··· SUPPLIED MATERIAL ···

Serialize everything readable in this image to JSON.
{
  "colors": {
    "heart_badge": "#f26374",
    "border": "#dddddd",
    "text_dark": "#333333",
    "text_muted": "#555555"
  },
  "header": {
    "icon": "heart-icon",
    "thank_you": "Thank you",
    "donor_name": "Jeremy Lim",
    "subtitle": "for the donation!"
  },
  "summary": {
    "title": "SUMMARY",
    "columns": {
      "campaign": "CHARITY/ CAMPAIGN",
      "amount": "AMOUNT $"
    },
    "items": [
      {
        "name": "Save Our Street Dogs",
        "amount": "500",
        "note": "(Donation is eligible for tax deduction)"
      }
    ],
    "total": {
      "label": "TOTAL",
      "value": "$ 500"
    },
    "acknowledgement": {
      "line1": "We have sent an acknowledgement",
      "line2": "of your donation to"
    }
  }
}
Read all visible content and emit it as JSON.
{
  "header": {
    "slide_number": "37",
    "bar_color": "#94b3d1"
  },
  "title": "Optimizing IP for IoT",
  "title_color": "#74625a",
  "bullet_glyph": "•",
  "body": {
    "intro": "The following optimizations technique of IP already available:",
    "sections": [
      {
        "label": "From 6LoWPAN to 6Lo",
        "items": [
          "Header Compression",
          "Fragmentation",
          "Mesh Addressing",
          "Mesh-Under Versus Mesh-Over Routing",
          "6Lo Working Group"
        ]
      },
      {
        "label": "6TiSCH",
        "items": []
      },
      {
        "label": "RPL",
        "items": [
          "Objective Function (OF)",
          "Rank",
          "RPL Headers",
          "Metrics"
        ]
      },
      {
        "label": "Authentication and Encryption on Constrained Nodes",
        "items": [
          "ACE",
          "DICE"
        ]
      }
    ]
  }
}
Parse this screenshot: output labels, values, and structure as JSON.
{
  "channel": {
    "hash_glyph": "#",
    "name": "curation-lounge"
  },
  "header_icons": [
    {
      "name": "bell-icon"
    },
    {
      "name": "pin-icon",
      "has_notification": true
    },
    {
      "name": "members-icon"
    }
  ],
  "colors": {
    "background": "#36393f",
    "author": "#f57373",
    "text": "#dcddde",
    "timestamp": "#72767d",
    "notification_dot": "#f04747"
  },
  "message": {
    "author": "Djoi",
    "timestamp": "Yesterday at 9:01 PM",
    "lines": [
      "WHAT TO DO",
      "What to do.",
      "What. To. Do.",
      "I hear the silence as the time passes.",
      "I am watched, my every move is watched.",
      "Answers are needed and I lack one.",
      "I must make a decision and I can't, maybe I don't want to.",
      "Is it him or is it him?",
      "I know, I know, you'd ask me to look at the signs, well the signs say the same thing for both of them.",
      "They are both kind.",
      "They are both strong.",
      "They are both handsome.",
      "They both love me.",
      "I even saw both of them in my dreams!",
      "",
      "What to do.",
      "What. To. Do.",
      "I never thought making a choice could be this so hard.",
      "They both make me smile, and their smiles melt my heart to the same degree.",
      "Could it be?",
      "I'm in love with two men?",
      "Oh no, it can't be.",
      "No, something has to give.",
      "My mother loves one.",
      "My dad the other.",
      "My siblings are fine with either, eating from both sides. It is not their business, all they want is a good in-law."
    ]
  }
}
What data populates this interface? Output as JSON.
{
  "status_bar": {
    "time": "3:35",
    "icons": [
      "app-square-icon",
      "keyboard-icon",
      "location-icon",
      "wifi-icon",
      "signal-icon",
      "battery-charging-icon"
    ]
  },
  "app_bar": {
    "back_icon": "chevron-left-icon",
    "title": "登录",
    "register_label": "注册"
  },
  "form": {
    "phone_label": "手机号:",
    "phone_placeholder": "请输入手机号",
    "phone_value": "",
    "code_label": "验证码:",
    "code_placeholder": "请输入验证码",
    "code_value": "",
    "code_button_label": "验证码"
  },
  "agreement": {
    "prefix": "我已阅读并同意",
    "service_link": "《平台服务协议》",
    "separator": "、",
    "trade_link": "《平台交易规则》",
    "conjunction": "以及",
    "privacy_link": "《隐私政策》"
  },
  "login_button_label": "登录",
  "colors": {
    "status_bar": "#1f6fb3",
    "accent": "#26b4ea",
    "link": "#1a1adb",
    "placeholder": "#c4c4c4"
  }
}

···

* **PROBLEM DETAILS**
Output every record above exactly as it appears.

* **SOLUTION TO THIS EXERCISE**
Serialize everything readable in this image to JSON.
{
  "colors": {
    "heart_badge": "#f26374",
    "border": "#dddddd",
    "text_dark": "#333333",
    "text_muted": "#555555"
  },
  "header": {
    "icon": "heart-icon",
    "thank_you": "Thank you",
    "donor_name": "Jeremy Lim",
    "subtitle": "for the donation!"
  },
  "summary": {
    "title": "SUMMARY",
    "columns": {
      "campaign": "CHARITY/ CAMPAIGN",
      "amount": "AMOUNT $"
    },
    "items": [
      {
        "name": "Save Our Street Dogs",
        "amount": "500",
        "note": "(Donation is eligible for tax deduction)"
      }
    ],
    "total": {
      "label": "TOTAL",
      "value": "$ 500"
    },
    "acknowledgement": {
      "line1": "We have sent an acknowledgement",
      "line2": "of your donation to"
    }
  }
}
Read all visible content and emit it as JSON.
{
  "header": {
    "slide_number": "37",
    "bar_color": "#94b3d1"
  },
  "title": "Optimizing IP for IoT",
  "title_color": "#74625a",
  "bullet_glyph": "•",
  "body": {
    "intro": "The following optimizations technique of IP already available:",
    "sections": [
      {
        "label": "From 6LoWPAN to 6Lo",
        "items": [
          "Header Compression",
          "Fragmentation",
          "Mesh Addressing",
          "Mesh-Under Versus Mesh-Over Routing",
          "6Lo Working Group"
        ]
      },
      {
        "label": "6TiSCH",
        "items": []
      },
      {
        "label": "RPL",
        "items": [
          "Objective Function (OF)",
          "Rank",
          "RPL Headers",
          "Metrics"
        ]
      },
      {
        "label": "Authentication and Encryption on Constrained Nodes",
        "items": [
          "ACE",
          "DICE"
        ]
      }
    ]
  }
}
Parse this screenshot: output labels, values, and structure as JSON.
{
  "channel": {
    "hash_glyph": "#",
    "name": "curation-lounge"
  },
  "header_icons": [
    {
      "name": "bell-icon"
    },
    {
      "name": "pin-icon",
      "has_notification": true
    },
    {
      "name": "members-icon"
    }
  ],
  "colors": {
    "background": "#36393f",
    "author": "#f57373",
    "text": "#dcddde",
    "timestamp": "#72767d",
    "notification_dot": "#f04747"
  },
  "message": {
    "author": "Djoi",
    "timestamp": "Yesterday at 9:01 PM",
    "lines": [
      "WHAT TO DO",
      "What to do.",
      "What. To. Do.",
      "I hear the silence as the time passes.",
      "I am watched, my every move is watched.",
      "Answers are needed and I lack one.",
      "I must make a decision and I can't, maybe I don't want to.",
      "Is it him or is it him?",
      "I know, I know, you'd ask me to look at the signs, well the signs say the same thing for both of them.",
      "They are both kind.",
      "They are both strong.",
      "They are both handsome.",
      "They both love me.",
      "I even saw both of them in my dreams!",
      "",
      "What to do.",
      "What. To. Do.",
      "I never thought making a choice could be this so hard.",
      "They both make me smile, and their smiles melt my heart to the same degree.",
      "Could it be?",
      "I'm in love with two men?",
      "Oh no, it can't be.",
      "No, something has to give.",
      "My mother loves one.",
      "My dad the other.",
      "My siblings are fine with either, eating from both sides. It is not their business, all they want is a good in-law."
    ]
  }
}
What data populates this interface? Output as JSON.
{
  "status_bar": {
    "time": "3:35",
    "icons": [
      "app-square-icon",
      "keyboard-icon",
      "location-icon",
      "wifi-icon",
      "signal-icon",
      "battery-charging-icon"
    ]
  },
  "app_bar": {
    "back_icon": "chevron-left-icon",
    "title": "登录",
    "register_label": "注册"
  },
  "form": {
    "phone_label": "手机号:",
    "phone_placeholder": "请输入手机号",
    "phone_value": "",
    "code_label": "验证码:",
    "code_placeholder": "请输入验证码",
    "code_value": "",
    "code_button_label": "验证码"
  },
  "agreement": {
    "prefix": "我已阅读并同意",
    "service_link": "《平台服务协议》",
    "separator": "、",
    "trade_link": "《平台交易规则》",
    "conjunction": "以及",
    "privacy_link": "《隐私政策》"
  },
  "login_button_label": "登录",
  "colors": {
    "status_bar": "#1f6fb3",
    "accent": "#26b4ea",
    "link": "#1a1adb",
    "placeholder": "#c4c4c4"
  }
}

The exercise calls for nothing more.